▶ _Instruction_:
Tally how many lines include "false". The number is the whole answer.

┌─ Recorded data

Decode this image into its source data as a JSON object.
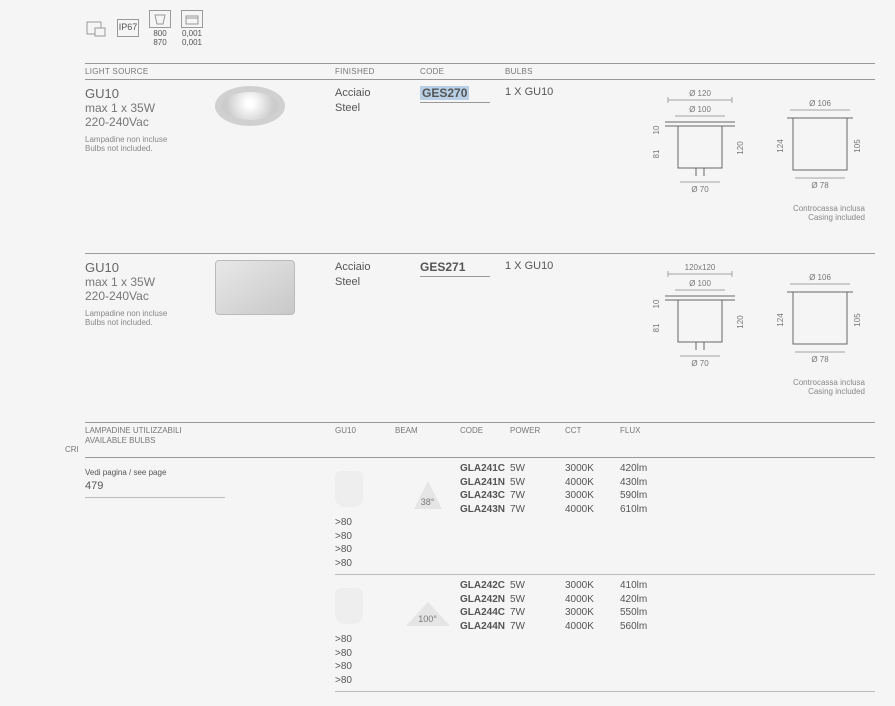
{
  "icons": {
    "ip": "IP67",
    "box1_lines": [
      "800",
      "870"
    ],
    "box2_lines": [
      "0,001",
      "0,001"
    ]
  },
  "headers": {
    "light_source": "LIGHT SOURCE",
    "finished": "FINISHED",
    "code": "CODE",
    "bulbs": "BULBS"
  },
  "products": [
    {
      "title": "GU10",
      "power": "max 1 x 35W",
      "voltage": "220-240Vac",
      "note1": "Lampadine non incluse",
      "note2": "Bulbs not included.",
      "thumb_shape": "round",
      "finish1": "Acciaio",
      "finish2": "Steel",
      "code": "GES270",
      "code_highlight": true,
      "bulb": "1 X GU10",
      "dims": {
        "d1": "Ø 120",
        "d2": "Ø 100",
        "d3": "Ø 70",
        "d4": "Ø 106",
        "d5": "Ø 78",
        "h1": "10",
        "h2": "81",
        "h3": "120",
        "h4": "124",
        "h5": "105"
      },
      "diag_note1": "Controcassa inclusa",
      "diag_note2": "Casing included"
    },
    {
      "title": "GU10",
      "power": "max 1 x 35W",
      "voltage": "220-240Vac",
      "note1": "Lampadine non incluse",
      "note2": "Bulbs not included.",
      "thumb_shape": "square",
      "finish1": "Acciaio",
      "finish2": "Steel",
      "code": "GES271",
      "code_highlight": false,
      "bulb": "1 X GU10",
      "dims": {
        "d1": "120x120",
        "d2": "Ø 100",
        "d3": "Ø 70",
        "d4": "Ø 106",
        "d5": "Ø 78",
        "h1": "10",
        "h2": "81",
        "h3": "120",
        "h4": "124",
        "h5": "105"
      },
      "diag_note1": "Controcassa inclusa",
      "diag_note2": "Casing included"
    }
  ],
  "bulb_section": {
    "heading1": "LAMPADINE UTILIZZABILI",
    "heading2": "AVAILABLE BULBS",
    "see_page": "Vedi pagina / see page",
    "page_num": "479",
    "headers": {
      "type": "GU10",
      "beam": "BEAM",
      "code": "CODE",
      "power": "POWER",
      "cct": "CCT",
      "flux": "FLUX",
      "cri": "CRI"
    }
  },
  "bulb_groups": [
    {
      "beam": "38°",
      "beam_wide": false,
      "rows": [
        {
          "code": "GLA241C",
          "power": "5W",
          "cct": "3000K",
          "flux": "420lm",
          "cri": ">80"
        },
        {
          "code": "GLA241N",
          "power": "5W",
          "cct": "4000K",
          "flux": "430lm",
          "cri": ">80"
        },
        {
          "code": "GLA243C",
          "power": "7W",
          "cct": "3000K",
          "flux": "590lm",
          "cri": ">80"
        },
        {
          "code": "GLA243N",
          "power": "7W",
          "cct": "4000K",
          "flux": "610lm",
          "cri": ">80"
        }
      ]
    },
    {
      "beam": "100°",
      "beam_wide": true,
      "rows": [
        {
          "code": "GLA242C",
          "power": "5W",
          "cct": "3000K",
          "flux": "410lm",
          "cri": ">80"
        },
        {
          "code": "GLA242N",
          "power": "5W",
          "cct": "4000K",
          "flux": "420lm",
          "cri": ">80"
        },
        {
          "code": "GLA244C",
          "power": "7W",
          "cct": "3000K",
          "flux": "550lm",
          "cri": ">80"
        },
        {
          "code": "GLA244N",
          "power": "7W",
          "cct": "4000K",
          "flux": "560lm",
          "cri": ">80"
        }
      ]
    }
  ]
}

└─

▶ _Expected answer_:
2